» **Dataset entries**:
══════════════════════════════
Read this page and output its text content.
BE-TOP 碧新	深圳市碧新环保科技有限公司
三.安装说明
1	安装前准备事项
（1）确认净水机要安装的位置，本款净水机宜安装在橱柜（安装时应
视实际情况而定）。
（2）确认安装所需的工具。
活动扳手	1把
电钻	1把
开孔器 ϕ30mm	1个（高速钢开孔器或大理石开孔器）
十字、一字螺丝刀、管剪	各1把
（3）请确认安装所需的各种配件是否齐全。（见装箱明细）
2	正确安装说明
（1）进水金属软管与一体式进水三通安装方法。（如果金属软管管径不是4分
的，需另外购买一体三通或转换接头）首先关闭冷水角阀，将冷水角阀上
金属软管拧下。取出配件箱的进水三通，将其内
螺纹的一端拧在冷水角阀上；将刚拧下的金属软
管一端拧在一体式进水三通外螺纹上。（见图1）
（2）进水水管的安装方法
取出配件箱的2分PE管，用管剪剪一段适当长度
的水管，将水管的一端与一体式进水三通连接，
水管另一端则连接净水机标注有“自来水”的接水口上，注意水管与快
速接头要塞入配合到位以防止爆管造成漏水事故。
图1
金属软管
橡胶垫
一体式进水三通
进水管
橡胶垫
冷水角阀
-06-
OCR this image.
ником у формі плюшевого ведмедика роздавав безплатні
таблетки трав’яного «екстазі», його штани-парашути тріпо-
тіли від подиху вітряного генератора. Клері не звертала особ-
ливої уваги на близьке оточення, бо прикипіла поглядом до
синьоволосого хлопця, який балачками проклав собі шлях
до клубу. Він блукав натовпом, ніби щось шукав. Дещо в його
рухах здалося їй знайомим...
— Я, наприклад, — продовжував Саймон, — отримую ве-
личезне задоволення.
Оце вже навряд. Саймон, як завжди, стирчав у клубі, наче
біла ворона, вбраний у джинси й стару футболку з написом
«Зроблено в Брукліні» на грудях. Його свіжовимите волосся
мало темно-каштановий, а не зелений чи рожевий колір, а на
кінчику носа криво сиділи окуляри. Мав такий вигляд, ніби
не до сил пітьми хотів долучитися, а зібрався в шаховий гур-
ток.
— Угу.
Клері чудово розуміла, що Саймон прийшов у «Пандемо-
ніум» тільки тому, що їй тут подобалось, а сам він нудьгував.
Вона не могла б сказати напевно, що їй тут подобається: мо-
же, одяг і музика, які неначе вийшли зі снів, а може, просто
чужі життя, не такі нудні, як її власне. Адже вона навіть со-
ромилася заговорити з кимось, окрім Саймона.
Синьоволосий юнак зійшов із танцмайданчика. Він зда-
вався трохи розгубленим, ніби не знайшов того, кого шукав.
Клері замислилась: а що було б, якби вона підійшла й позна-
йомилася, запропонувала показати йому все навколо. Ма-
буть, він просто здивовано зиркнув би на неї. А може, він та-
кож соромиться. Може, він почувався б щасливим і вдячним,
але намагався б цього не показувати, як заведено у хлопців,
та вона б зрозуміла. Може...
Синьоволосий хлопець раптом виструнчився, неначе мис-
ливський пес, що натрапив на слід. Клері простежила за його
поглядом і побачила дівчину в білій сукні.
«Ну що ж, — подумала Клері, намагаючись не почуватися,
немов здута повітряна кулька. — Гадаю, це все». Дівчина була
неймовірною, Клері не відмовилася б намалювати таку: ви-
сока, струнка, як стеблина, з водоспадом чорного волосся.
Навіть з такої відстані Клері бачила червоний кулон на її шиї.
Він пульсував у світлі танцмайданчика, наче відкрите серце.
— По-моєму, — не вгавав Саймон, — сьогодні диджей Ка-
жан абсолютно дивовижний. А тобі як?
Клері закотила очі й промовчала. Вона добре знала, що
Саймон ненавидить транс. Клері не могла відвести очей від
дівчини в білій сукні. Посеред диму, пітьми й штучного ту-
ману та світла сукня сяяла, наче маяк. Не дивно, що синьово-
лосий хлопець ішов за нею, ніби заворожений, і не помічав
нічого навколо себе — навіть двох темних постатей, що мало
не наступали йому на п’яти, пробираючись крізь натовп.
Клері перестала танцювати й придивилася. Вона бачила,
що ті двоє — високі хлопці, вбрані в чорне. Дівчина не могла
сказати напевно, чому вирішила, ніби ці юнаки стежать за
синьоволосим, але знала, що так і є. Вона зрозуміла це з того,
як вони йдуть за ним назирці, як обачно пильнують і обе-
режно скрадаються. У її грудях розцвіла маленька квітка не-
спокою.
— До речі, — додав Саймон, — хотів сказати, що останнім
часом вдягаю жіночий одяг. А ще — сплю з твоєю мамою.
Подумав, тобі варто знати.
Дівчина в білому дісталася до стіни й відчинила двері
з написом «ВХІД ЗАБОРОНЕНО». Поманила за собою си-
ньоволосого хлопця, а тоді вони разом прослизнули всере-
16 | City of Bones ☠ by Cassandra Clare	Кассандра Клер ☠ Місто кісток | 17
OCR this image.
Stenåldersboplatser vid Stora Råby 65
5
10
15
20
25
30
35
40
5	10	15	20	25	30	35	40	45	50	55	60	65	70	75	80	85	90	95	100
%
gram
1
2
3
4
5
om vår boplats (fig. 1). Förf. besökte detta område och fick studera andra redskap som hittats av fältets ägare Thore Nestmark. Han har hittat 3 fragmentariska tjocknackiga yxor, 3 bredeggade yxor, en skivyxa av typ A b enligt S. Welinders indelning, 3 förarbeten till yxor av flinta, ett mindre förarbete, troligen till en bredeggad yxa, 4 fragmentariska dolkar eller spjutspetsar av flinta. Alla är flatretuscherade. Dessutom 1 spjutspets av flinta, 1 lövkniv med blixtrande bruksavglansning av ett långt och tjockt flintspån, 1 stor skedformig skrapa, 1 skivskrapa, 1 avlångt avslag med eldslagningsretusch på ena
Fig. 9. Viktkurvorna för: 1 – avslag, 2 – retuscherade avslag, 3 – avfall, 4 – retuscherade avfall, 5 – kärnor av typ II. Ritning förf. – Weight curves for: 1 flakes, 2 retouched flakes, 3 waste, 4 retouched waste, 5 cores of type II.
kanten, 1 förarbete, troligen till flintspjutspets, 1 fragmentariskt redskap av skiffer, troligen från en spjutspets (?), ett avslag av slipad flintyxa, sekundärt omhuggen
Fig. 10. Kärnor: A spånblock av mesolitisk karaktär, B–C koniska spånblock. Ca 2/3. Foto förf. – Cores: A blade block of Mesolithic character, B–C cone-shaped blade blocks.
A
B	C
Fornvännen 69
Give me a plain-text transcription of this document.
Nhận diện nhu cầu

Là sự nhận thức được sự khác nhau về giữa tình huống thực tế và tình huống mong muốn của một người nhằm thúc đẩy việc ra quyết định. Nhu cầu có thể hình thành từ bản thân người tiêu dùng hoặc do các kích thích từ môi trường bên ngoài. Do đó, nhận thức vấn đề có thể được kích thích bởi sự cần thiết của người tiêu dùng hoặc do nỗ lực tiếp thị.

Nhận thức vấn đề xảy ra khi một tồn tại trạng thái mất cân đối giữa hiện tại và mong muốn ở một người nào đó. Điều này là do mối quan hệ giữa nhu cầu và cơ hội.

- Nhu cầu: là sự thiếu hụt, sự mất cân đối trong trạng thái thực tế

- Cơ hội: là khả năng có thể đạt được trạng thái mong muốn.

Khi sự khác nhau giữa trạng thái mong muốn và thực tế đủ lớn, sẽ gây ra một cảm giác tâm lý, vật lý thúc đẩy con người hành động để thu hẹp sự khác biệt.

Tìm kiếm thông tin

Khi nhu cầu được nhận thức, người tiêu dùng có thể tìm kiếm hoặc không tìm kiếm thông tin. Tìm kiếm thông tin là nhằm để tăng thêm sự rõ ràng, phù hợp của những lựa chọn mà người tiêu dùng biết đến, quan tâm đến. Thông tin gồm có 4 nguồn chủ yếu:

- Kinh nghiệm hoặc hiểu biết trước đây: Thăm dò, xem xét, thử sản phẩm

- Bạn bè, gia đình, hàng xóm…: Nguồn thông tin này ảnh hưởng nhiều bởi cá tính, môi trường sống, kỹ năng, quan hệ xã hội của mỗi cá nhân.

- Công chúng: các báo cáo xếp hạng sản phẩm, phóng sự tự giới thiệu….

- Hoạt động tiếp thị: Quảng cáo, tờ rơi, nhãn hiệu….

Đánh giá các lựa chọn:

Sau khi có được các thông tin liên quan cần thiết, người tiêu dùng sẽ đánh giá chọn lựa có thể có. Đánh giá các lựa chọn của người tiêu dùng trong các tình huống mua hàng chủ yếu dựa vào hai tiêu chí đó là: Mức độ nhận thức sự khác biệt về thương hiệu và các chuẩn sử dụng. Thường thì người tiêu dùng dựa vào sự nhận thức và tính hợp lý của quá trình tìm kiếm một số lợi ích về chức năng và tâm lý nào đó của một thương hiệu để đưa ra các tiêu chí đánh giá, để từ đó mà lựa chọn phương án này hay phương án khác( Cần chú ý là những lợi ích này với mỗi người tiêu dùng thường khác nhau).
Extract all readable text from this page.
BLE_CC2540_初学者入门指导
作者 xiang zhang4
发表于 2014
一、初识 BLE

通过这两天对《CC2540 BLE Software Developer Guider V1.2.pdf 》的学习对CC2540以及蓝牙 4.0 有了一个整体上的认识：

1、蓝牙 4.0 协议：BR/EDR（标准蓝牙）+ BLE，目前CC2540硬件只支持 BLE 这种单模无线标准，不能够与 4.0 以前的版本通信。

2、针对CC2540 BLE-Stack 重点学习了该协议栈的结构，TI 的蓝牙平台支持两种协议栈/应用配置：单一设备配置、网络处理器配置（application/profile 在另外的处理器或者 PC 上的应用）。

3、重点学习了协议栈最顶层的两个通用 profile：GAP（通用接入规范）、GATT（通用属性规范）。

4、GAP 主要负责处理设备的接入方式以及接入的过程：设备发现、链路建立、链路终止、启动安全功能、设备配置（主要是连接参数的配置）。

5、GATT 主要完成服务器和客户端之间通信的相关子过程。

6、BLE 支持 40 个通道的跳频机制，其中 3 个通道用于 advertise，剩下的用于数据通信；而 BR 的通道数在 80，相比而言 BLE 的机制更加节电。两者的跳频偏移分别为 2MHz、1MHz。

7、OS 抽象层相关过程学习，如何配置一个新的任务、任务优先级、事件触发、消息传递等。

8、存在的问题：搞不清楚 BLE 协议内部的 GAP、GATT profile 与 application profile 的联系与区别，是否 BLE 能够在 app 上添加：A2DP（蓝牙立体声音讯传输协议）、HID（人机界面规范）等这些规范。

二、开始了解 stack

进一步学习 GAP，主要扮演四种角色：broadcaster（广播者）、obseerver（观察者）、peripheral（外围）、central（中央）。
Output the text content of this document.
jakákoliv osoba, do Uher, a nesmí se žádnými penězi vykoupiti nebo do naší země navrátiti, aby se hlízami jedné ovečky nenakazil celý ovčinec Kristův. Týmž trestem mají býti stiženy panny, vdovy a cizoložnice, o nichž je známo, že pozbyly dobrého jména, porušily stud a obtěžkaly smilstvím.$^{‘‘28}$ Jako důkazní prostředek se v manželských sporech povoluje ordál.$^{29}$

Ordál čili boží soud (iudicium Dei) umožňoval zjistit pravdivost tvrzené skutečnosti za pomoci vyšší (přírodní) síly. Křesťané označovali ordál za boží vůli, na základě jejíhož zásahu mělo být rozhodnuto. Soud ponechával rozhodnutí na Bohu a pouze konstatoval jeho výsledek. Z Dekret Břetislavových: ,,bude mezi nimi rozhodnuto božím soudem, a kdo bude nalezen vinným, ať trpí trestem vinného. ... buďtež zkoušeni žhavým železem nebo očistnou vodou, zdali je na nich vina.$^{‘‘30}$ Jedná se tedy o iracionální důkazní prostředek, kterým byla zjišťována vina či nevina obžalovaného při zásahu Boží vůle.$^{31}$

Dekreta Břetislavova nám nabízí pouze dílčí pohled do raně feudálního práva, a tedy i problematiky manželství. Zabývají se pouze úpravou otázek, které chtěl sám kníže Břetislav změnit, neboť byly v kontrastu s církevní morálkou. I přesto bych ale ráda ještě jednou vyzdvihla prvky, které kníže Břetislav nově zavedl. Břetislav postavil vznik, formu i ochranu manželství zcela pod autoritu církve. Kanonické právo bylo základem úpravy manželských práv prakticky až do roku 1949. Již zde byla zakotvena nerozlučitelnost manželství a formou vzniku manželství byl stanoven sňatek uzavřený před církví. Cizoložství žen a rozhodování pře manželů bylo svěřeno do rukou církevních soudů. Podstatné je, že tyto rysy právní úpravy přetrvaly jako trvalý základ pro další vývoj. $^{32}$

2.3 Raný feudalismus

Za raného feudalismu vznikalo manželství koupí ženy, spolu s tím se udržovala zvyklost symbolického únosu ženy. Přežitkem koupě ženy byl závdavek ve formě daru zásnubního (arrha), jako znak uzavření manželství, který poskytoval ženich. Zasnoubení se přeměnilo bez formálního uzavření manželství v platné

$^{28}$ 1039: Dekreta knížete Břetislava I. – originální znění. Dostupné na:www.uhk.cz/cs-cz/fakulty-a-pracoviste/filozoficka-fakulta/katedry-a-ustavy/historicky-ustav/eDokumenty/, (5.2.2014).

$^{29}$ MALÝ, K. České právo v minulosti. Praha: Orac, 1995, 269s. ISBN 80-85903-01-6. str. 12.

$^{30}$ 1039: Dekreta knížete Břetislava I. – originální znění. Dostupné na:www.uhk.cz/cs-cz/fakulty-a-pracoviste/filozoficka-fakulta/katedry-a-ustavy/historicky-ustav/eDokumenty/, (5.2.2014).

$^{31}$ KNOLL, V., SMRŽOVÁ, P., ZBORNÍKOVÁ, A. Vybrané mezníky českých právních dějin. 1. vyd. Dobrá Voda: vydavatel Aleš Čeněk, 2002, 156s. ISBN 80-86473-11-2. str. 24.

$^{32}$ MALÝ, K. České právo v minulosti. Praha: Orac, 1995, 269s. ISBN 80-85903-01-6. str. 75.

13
══════════════════════════════
» **EXERCISE**: Count the lines in the records above that contain the word "Đánh", and give only that number.

» **COMPLETED EXERCISE**: 2